Write the data out again, character for character, with no images.

(Data entries)
begin

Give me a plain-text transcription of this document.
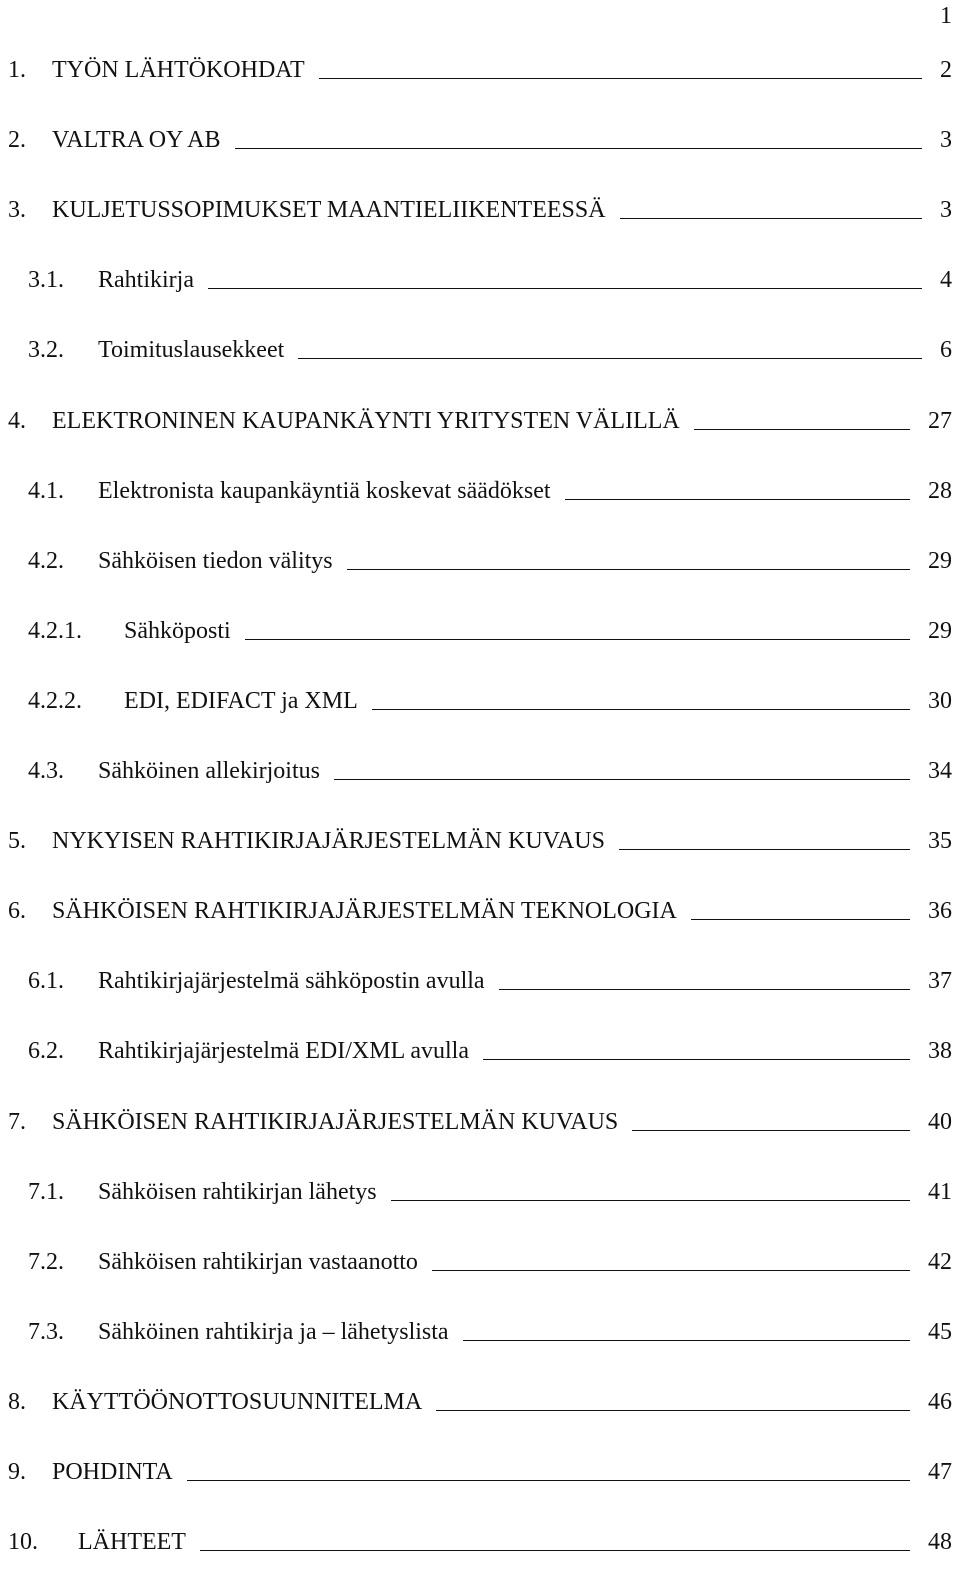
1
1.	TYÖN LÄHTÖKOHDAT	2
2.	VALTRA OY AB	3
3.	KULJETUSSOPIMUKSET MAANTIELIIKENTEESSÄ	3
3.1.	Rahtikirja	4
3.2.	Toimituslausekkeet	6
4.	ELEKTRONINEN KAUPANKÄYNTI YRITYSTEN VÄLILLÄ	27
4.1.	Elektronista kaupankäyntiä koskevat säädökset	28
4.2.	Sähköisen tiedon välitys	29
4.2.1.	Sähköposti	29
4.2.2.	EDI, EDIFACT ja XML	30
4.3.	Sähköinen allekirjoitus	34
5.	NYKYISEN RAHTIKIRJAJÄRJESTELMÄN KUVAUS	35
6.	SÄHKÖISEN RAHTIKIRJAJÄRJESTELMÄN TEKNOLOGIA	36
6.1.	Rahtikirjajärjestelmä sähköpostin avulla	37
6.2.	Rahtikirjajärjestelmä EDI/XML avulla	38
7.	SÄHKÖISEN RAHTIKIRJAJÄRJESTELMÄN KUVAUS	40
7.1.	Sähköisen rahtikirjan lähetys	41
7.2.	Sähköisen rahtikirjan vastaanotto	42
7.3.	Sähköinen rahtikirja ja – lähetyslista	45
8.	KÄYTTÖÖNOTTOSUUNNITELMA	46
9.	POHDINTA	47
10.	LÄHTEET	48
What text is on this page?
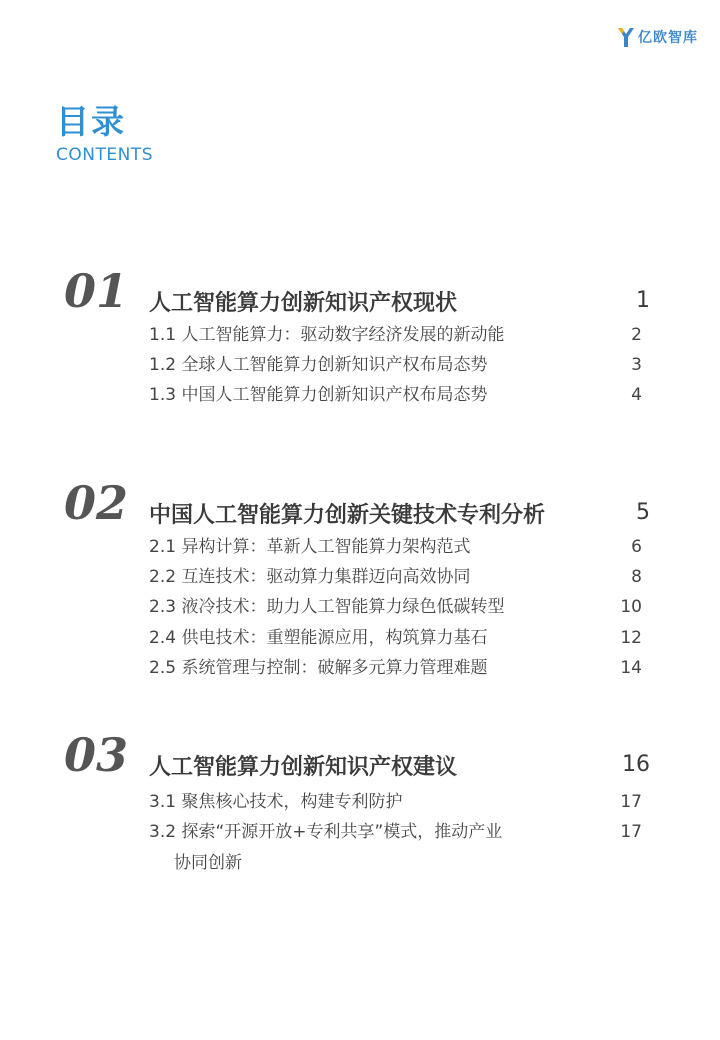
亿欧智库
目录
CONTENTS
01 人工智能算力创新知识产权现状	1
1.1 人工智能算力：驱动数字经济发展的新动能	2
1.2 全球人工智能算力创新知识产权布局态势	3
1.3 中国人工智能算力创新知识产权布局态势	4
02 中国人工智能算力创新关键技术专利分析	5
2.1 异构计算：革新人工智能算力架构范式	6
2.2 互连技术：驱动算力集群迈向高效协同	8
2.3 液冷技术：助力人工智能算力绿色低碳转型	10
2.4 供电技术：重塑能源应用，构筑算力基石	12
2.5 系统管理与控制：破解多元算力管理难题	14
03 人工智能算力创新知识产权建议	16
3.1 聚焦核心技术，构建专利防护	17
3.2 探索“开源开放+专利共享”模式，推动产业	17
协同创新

end

WRITTEN SOLUTION:
Give me a plain-text transcription of this document.
1
1.	TYÖN LÄHTÖKOHDAT	2
2.	VALTRA OY AB	3
3.	KULJETUSSOPIMUKSET MAANTIELIIKENTEESSÄ	3
3.1.	Rahtikirja	4
3.2.	Toimituslausekkeet	6
4.	ELEKTRONINEN KAUPANKÄYNTI YRITYSTEN VÄLILLÄ	27
4.1.	Elektronista kaupankäyntiä koskevat säädökset	28
4.2.	Sähköisen tiedon välitys	29
4.2.1.	Sähköposti	29
4.2.2.	EDI, EDIFACT ja XML	30
4.3.	Sähköinen allekirjoitus	34
5.	NYKYISEN RAHTIKIRJAJÄRJESTELMÄN KUVAUS	35
6.	SÄHKÖISEN RAHTIKIRJAJÄRJESTELMÄN TEKNOLOGIA	36
6.1.	Rahtikirjajärjestelmä sähköpostin avulla	37
6.2.	Rahtikirjajärjestelmä EDI/XML avulla	38
7.	SÄHKÖISEN RAHTIKIRJAJÄRJESTELMÄN KUVAUS	40
7.1.	Sähköisen rahtikirjan lähetys	41
7.2.	Sähköisen rahtikirjan vastaanotto	42
7.3.	Sähköinen rahtikirja ja – lähetyslista	45
8.	KÄYTTÖÖNOTTOSUUNNITELMA	46
9.	POHDINTA	47
10.	LÄHTEET	48
What text is on this page?
亿欧智库
目录
CONTENTS
01 人工智能算力创新知识产权现状	1
1.1 人工智能算力：驱动数字经济发展的新动能	2
1.2 全球人工智能算力创新知识产权布局态势	3
1.3 中国人工智能算力创新知识产权布局态势	4
02 中国人工智能算力创新关键技术专利分析	5
2.1 异构计算：革新人工智能算力架构范式	6
2.2 互连技术：驱动算力集群迈向高效协同	8
2.3 液冷技术：助力人工智能算力绿色低碳转型	10
2.4 供电技术：重塑能源应用，构筑算力基石	12
2.5 系统管理与控制：破解多元算力管理难题	14
03 人工智能算力创新知识产权建议	16
3.1 聚焦核心技术，构建专利防护	17
3.2 探索“开源开放+专利共享”模式，推动产业	17
协同创新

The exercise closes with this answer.